─── ENTRIES SHOWN ───

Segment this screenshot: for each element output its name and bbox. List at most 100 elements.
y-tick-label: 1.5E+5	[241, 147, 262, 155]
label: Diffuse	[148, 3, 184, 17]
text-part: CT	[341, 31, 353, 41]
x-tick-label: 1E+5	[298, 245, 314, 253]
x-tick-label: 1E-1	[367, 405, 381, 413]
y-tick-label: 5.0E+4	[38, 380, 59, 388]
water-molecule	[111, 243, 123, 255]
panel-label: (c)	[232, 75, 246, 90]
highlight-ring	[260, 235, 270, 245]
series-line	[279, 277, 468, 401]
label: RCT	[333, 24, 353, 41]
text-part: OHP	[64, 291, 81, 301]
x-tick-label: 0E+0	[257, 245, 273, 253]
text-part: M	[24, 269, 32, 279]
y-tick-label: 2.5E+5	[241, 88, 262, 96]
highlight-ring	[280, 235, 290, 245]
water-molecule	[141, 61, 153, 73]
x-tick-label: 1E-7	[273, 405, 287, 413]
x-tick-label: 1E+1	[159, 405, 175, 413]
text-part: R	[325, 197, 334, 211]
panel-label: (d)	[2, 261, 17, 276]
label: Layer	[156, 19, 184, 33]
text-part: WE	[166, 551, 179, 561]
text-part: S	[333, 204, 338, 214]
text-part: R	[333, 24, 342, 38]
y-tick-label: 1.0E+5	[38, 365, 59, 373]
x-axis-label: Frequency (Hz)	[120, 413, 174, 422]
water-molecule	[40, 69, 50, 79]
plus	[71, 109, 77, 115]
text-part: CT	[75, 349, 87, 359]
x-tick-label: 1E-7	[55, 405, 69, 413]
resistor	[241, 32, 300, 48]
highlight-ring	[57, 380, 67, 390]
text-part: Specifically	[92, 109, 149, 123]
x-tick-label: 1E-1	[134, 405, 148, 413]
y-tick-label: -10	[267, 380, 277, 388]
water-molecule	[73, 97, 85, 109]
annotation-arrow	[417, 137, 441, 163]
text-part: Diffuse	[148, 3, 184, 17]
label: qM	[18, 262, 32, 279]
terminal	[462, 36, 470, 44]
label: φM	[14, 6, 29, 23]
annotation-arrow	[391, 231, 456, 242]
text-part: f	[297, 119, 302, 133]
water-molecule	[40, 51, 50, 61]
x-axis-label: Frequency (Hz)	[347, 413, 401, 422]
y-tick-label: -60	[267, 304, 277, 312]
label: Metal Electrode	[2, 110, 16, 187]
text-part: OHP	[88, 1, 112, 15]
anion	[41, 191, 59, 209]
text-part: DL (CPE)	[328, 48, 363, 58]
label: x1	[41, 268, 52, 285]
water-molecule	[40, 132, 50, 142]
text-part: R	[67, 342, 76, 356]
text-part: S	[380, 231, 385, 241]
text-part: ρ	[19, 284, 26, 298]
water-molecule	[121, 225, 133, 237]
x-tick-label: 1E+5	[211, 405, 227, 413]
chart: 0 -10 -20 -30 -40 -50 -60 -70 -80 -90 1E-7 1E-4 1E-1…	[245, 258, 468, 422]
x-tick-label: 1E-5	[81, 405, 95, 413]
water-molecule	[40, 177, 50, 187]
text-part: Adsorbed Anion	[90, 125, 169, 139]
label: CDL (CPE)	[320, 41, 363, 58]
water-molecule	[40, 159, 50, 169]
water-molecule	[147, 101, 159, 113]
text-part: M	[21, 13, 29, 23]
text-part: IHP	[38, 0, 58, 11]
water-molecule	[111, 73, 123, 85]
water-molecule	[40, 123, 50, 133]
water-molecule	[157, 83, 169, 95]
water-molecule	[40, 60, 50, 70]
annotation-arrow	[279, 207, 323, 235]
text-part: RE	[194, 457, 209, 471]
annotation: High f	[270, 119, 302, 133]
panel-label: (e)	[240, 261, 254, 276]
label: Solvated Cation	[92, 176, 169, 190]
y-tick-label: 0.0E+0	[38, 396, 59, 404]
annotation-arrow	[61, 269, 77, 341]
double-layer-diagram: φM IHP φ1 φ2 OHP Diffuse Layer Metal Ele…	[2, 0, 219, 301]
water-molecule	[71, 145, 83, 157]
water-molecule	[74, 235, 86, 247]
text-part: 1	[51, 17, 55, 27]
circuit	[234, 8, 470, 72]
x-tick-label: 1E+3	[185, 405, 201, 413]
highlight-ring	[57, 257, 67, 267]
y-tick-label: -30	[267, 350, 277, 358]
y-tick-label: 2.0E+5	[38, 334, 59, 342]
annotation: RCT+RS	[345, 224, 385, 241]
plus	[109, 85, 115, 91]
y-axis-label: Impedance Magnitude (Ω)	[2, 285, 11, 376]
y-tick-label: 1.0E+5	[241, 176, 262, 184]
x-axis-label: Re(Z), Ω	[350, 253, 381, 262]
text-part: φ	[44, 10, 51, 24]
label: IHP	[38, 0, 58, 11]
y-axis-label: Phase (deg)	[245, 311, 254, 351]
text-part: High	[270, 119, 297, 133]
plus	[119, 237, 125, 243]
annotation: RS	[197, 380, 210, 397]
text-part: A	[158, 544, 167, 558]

───

— YOUR GOAL —
Lay out every line of the items above as a Markdown table with the columns No. and Line, numbering the rows in order and omitting any blank lines.

— TASK RESULT —
| No. | Line |
|---|---|
| 1 | Segment this screenshot: for each element output its name and bbox. List at most 100 elements. |
| 2 | y-tick-label: 1.5E+5	[241, 147, 262, 155] |
| 3 | label: Diffuse	[148, 3, 184, 17] |
| 4 | text-part: CT	[341, 31, 353, 41] |
| 5 | x-tick-label: 1E+5	[298, 245, 314, 253] |
| 6 | x-tick-label: 1E-1	[367, 405, 381, 413] |
| 7 | y-tick-label: 5.0E+4	[38, 380, 59, 388] |
| 8 | water-molecule	[111, 243, 123, 255] |
| 9 | panel-label: (c)	[232, 75, 246, 90] |
| 10 | highlight-ring	[260, 235, 270, 245] |
| 11 | series-line	[279, 277, 468, 401] |
| 12 | label: RCT	[333, 24, 353, 41] |
| 13 | text-part: OHP	[64, 291, 81, 301] |
| 14 | x-tick-label: 0E+0	[257, 245, 273, 253] |
| 15 | text-part: M	[24, 269, 32, 279] |
| 16 | y-tick-label: 2.5E+5	[241, 88, 262, 96] |
| 17 | highlight-ring	[280, 235, 290, 245] |
| 18 | water-molecule	[141, 61, 153, 73] |
| 19 | x-tick-label: 1E-7	[273, 405, 287, 413] |
| 20 | x-tick-label: 1E+1	[159, 405, 175, 413] |
| 21 | text-part: R	[325, 197, 334, 211] |
| 22 | panel-label: (d)	[2, 261, 17, 276] |
| 23 | label: Layer	[156, 19, 184, 33] |
| 24 | text-part: WE	[166, 551, 179, 561] |
| 25 | text-part: S	[333, 204, 338, 214] |
| 26 | text-part: R	[333, 24, 342, 38] |
| 27 | y-tick-label: 1.0E+5	[38, 365, 59, 373] |
| 28 | x-axis-label: Frequency (Hz)	[120, 413, 174, 422] |
| 29 | water-molecule	[40, 69, 50, 79] |
| 30 | plus	[71, 109, 77, 115] |
| 31 | text-part: CT	[75, 349, 87, 359] |
| 32 | x-tick-label: 1E-7	[55, 405, 69, 413] |
| 33 | resistor	[241, 32, 300, 48] |
| 34 | highlight-ring	[57, 380, 67, 390] |
| 35 | text-part: Specifically	[92, 109, 149, 123] |
| 36 | x-tick-label: 1E-1	[134, 405, 148, 413] |
| 37 | y-tick-label: -10	[267, 380, 277, 388] |
| 38 | water-molecule	[73, 97, 85, 109] |
| 39 | annotation-arrow	[417, 137, 441, 163] |
| 40 | text-part: Diffuse	[148, 3, 184, 17] |
| 41 | label: qM	[18, 262, 32, 279] |
| 42 | terminal	[462, 36, 470, 44] |
| 43 | label: φM	[14, 6, 29, 23] |
| 44 | annotation-arrow	[391, 231, 456, 242] |
| 45 | text-part: f	[297, 119, 302, 133] |
| 46 | water-molecule	[40, 51, 50, 61] |
| 47 | x-axis-label: Frequency (Hz)	[347, 413, 401, 422] |
| 48 | y-tick-label: -60	[267, 304, 277, 312] |
| 49 | label: Metal Electrode	[2, 110, 16, 187] |
| 50 | text-part: OHP	[88, 1, 112, 15] |
| 51 | anion	[41, 191, 59, 209] |
| 52 | text-part: DL (CPE)	[328, 48, 363, 58] |
| 53 | label: x1	[41, 268, 52, 285] |
| 54 | water-molecule	[40, 132, 50, 142] |
| 55 | text-part: R	[67, 342, 76, 356] |
| 56 | text-part: S	[380, 231, 385, 241] |
| 57 | text-part: ρ	[19, 284, 26, 298] |
| 58 | water-molecule	[121, 225, 133, 237] |
| 59 | x-tick-label: 1E+5	[211, 405, 227, 413] |
| 60 | chart: 0 -10 -20 -30 -40 -50 -60 -70 -80 -90 1E-7 1E-4 1E-1…	[245, 258, 468, 422] |
| 61 | x-tick-label: 1E-5	[81, 405, 95, 413] |
| 62 | water-molecule	[40, 177, 50, 187] |
| 63 | text-part: Adsorbed Anion	[90, 125, 169, 139] |
| 64 | label: CDL (CPE)	[320, 41, 363, 58] |
| 65 | water-molecule	[40, 159, 50, 169] |
| 66 | water-molecule	[147, 101, 159, 113] |
| 67 | text-part: M	[21, 13, 29, 23] |
| 68 | text-part: IHP	[38, 0, 58, 11] |
| 69 | water-molecule	[111, 73, 123, 85] |
| 70 | water-molecule	[40, 123, 50, 133] |
| 71 | water-molecule	[157, 83, 169, 95] |
| 72 | water-molecule	[40, 60, 50, 70] |
| 73 | annotation-arrow	[279, 207, 323, 235] |
| 74 | text-part: RE	[194, 457, 209, 471] |
| 75 | annotation: High f	[270, 119, 302, 133] |
| 76 | panel-label: (e)	[240, 261, 254, 276] |
| 77 | label: Solvated Cation	[92, 176, 169, 190] |
| 78 | y-tick-label: 0.0E+0	[38, 396, 59, 404] |
| 79 | annotation-arrow	[61, 269, 77, 341] |
| 80 | double-layer-diagram: φM IHP φ1 φ2 OHP Diffuse Layer Metal Ele…	[2, 0, 219, 301] |
| 81 | water-molecule	[71, 145, 83, 157] |
| 82 | water-molecule	[74, 235, 86, 247] |
| 83 | text-part: 1	[51, 17, 55, 27] |
| 84 | circuit	[234, 8, 470, 72] |
| 85 | x-tick-label: 1E+3	[185, 405, 201, 413] |
| 86 | highlight-ring	[57, 257, 67, 267] |
| 87 | y-tick-label: -30	[267, 350, 277, 358] |
| 88 | y-tick-label: 2.0E+5	[38, 334, 59, 342] |
| 89 | annotation: RCT+RS	[345, 224, 385, 241] |
| 90 | plus	[109, 85, 115, 91] |
| 91 | y-axis-label: Impedance Magnitude (Ω)	[2, 285, 11, 376] |
| 92 | y-tick-label: 1.0E+5	[241, 176, 262, 184] |
| 93 | x-axis-label: Re(Z), Ω	[350, 253, 381, 262] |
| 94 | text-part: φ	[44, 10, 51, 24] |
| 95 | label: IHP	[38, 0, 58, 11] |
| 96 | y-axis-label: Phase (deg)	[245, 311, 254, 351] |
| 97 | text-part: High	[270, 119, 297, 133] |
| 98 | plus	[119, 237, 125, 243] |
| 99 | annotation: RS	[197, 380, 210, 397] |
| 100 | text-part: A	[158, 544, 167, 558] |